▶ **SHORT EXERCISE**
Please copy the stretch of material below from the line containing "X-axis label: Graphe" through the line containing "Find all labels, buttons, inputs, and", word for word, with both of those lines included.

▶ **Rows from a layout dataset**
((

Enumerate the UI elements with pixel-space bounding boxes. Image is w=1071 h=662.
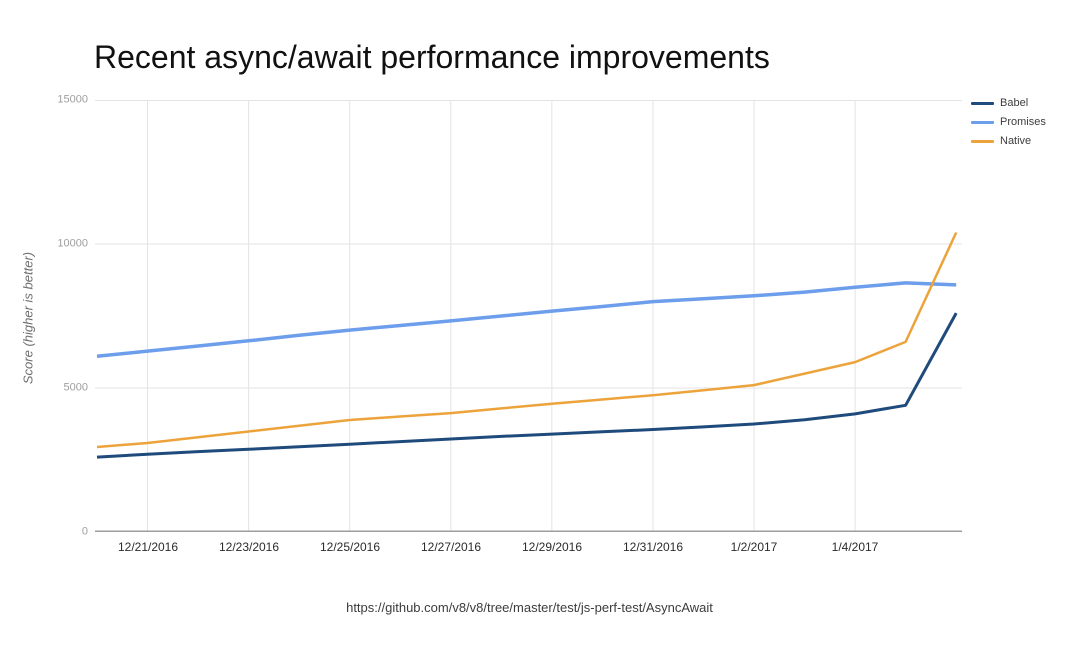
y-tick-label-10000: 10000 (57, 237, 88, 250)
x-tick-label: 12/21/2016 (117, 540, 179, 554)
x-tick-label: 12/23/2016 (218, 540, 280, 554)
y-axis-title: Score (higher is better) (20, 251, 36, 385)
legend-item-native: Native (971, 132, 1046, 151)
x-tick-label: 12/31/2016 (622, 540, 684, 554)
legend-label-promises: Promises (1000, 116, 1046, 128)
chart-title: Recent async/await performance improveme… (94, 39, 770, 75)
legend-item-promises: Promises (971, 113, 1046, 132)
x-tick-label: 1/4/2017 (831, 540, 879, 554)
native-series-swatch (971, 140, 994, 143)
y-tick-label-0: 0 (81, 525, 88, 538)
legend-label-babel: Babel (1000, 97, 1029, 109)
legend: Babel Promises Native (971, 94, 1046, 151)
y-tick-label-5000: 5000 (63, 381, 88, 394)
x-tick-label: 1/2/2017 (730, 540, 778, 554)
legend-item-babel: Babel (971, 94, 1046, 113)
x-tick-label: 12/29/2016 (521, 540, 583, 554)
x-tick-label: 12/25/2016 (319, 540, 381, 554)
promises-series-swatch (971, 121, 994, 124)
x-tick-label: 12/27/2016 (420, 540, 482, 554)
babel-series-swatch (971, 102, 994, 105)
plot-svg (95, 100, 962, 532)
y-tick-label-15000: 15000 (57, 93, 88, 106)
source-url: https://github.com/v8/v8/tree/master/tes… (346, 600, 713, 615)
legend-label-native: Native (1000, 135, 1032, 147)
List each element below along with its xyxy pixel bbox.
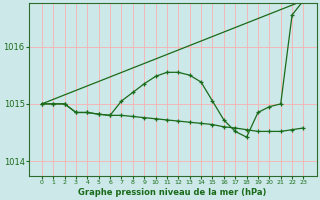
X-axis label: Graphe pression niveau de la mer (hPa): Graphe pression niveau de la mer (hPa)	[78, 188, 267, 197]
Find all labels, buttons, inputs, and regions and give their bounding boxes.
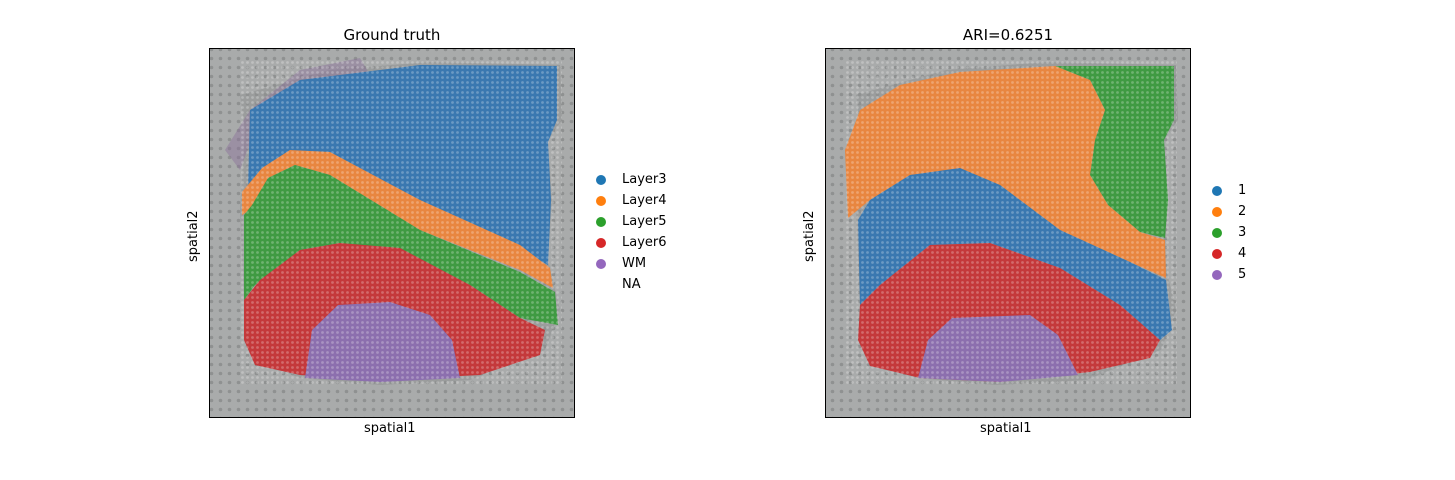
panel2-title: ARI=0.6251 (962, 26, 1054, 44)
panel1-title: Ground truth (343, 26, 441, 44)
legend-marker (596, 174, 606, 185)
panel2-xlabel: spatial1 (980, 421, 1032, 436)
panel1-legend: Layer3 Layer4 Layer5 Layer6 WM NA (596, 169, 667, 295)
legend-marker (1212, 206, 1222, 217)
legend-marker (596, 237, 606, 248)
legend-marker (1212, 269, 1222, 280)
legend-marker (596, 195, 606, 206)
legend-entry: 3 (1212, 222, 1246, 243)
legend-entry: 4 (1212, 243, 1246, 264)
legend-entry: 2 (1212, 201, 1246, 222)
panel1-tissue (209, 48, 575, 418)
legend-label: NA (622, 277, 641, 292)
legend-marker (1212, 227, 1222, 238)
panel2-tissue (825, 48, 1191, 418)
legend-marker (596, 258, 606, 269)
legend-marker (1212, 248, 1222, 259)
legend-label: 3 (1238, 225, 1247, 240)
legend-entry: Layer6 (596, 232, 667, 253)
legend-label: Layer5 (622, 214, 667, 229)
legend-marker (596, 216, 606, 227)
legend-entry: NA (596, 274, 667, 295)
legend-label: Layer3 (622, 172, 667, 187)
legend-label: 2 (1238, 204, 1247, 219)
legend-entry: 5 (1212, 264, 1246, 285)
legend-marker (1212, 185, 1222, 196)
panel1-xlabel: spatial1 (364, 421, 416, 436)
panel1-axes-frame (209, 48, 575, 418)
legend-entry: 1 (1212, 180, 1246, 201)
legend-label: 4 (1238, 246, 1247, 261)
legend-label: 1 (1238, 183, 1247, 198)
legend-entry: Layer4 (596, 190, 667, 211)
legend-label: WM (622, 256, 647, 271)
legend-entry: Layer3 (596, 169, 667, 190)
legend-label: 5 (1238, 267, 1247, 282)
legend-label: Layer4 (622, 193, 667, 208)
legend-label: Layer6 (622, 235, 667, 250)
legend-entry: Layer5 (596, 211, 667, 232)
legend-entry: WM (596, 253, 667, 274)
panel2-legend: 1 2 3 4 5 (1212, 180, 1246, 285)
panel2-axes-frame (825, 48, 1191, 418)
legend-marker (596, 280, 606, 290)
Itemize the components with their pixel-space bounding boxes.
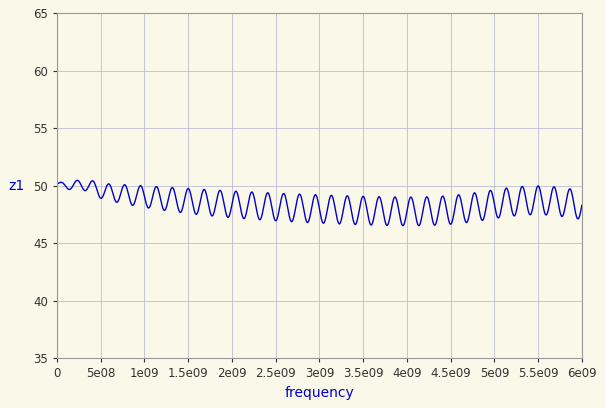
Y-axis label: z1: z1	[8, 179, 25, 193]
X-axis label: frequency: frequency	[284, 386, 355, 400]
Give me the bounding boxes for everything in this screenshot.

))

▶ **RESULT FOR THIS TASK**
X-axis label: Graphe pression niveau de la mer (hPa): Graphe pression niveau de la mer (hPa)	[78, 188, 267, 197]
Find all labels, buttons, inputs, and regions and give their bounding boxes.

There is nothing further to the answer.